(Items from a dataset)
+++

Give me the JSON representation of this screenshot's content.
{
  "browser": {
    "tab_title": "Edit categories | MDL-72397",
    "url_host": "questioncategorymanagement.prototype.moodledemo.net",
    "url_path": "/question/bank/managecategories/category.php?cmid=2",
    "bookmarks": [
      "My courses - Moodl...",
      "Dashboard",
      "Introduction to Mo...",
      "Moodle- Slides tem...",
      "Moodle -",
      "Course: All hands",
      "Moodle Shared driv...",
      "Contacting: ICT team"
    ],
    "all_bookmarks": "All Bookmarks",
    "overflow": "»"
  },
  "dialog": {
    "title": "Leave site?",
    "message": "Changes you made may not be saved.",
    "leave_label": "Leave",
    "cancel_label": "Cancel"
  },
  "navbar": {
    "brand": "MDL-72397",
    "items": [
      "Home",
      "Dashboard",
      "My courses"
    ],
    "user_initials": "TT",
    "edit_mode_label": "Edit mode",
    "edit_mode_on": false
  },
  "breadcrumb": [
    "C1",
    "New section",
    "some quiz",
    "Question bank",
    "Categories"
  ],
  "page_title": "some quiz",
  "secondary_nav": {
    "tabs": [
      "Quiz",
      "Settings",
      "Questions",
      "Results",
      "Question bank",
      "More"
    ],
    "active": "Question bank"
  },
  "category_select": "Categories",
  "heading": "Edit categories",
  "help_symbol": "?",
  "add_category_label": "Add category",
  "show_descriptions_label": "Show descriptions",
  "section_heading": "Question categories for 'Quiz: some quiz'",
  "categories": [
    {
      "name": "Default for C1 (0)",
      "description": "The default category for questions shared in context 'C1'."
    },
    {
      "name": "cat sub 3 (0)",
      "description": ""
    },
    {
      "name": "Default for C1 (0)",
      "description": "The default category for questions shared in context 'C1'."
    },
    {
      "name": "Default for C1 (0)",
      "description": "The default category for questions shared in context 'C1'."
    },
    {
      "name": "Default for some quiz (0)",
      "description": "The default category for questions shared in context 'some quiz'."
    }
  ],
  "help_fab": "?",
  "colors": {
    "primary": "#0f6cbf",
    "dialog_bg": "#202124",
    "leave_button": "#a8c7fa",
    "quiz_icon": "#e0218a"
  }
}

+++

— EXERCISE DIRECTIONS —
Copy the material above back out, exactly as written.

— RESPONSE FOR THIS EXERCISE —
Give me the JSON representation of this screenshot's content.
{
  "browser": {
    "tab_title": "Edit categories | MDL-72397",
    "url_host": "questioncategorymanagement.prototype.moodledemo.net",
    "url_path": "/question/bank/managecategories/category.php?cmid=2",
    "bookmarks": [
      "My courses - Moodl...",
      "Dashboard",
      "Introduction to Mo...",
      "Moodle- Slides tem...",
      "Moodle -",
      "Course: All hands",
      "Moodle Shared driv...",
      "Contacting: ICT team"
    ],
    "all_bookmarks": "All Bookmarks",
    "overflow": "»"
  },
  "dialog": {
    "title": "Leave site?",
    "message": "Changes you made may not be saved.",
    "leave_label": "Leave",
    "cancel_label": "Cancel"
  },
  "navbar": {
    "brand": "MDL-72397",
    "items": [
      "Home",
      "Dashboard",
      "My courses"
    ],
    "user_initials": "TT",
    "edit_mode_label": "Edit mode",
    "edit_mode_on": false
  },
  "breadcrumb": [
    "C1",
    "New section",
    "some quiz",
    "Question bank",
    "Categories"
  ],
  "page_title": "some quiz",
  "secondary_nav": {
    "tabs": [
      "Quiz",
      "Settings",
      "Questions",
      "Results",
      "Question bank",
      "More"
    ],
    "active": "Question bank"
  },
  "category_select": "Categories",
  "heading": "Edit categories",
  "help_symbol": "?",
  "add_category_label": "Add category",
  "show_descriptions_label": "Show descriptions",
  "section_heading": "Question categories for 'Quiz: some quiz'",
  "categories": [
    {
      "name": "Default for C1 (0)",
      "description": "The default category for questions shared in context 'C1'."
    },
    {
      "name": "cat sub 3 (0)",
      "description": ""
    },
    {
      "name": "Default for C1 (0)",
      "description": "The default category for questions shared in context 'C1'."
    },
    {
      "name": "Default for C1 (0)",
      "description": "The default category for questions shared in context 'C1'."
    },
    {
      "name": "Default for some quiz (0)",
      "description": "The default category for questions shared in context 'some quiz'."
    }
  ],
  "help_fab": "?",
  "colors": {
    "primary": "#0f6cbf",
    "dialog_bg": "#202124",
    "leave_button": "#a8c7fa",
    "quiz_icon": "#e0218a"
  }
}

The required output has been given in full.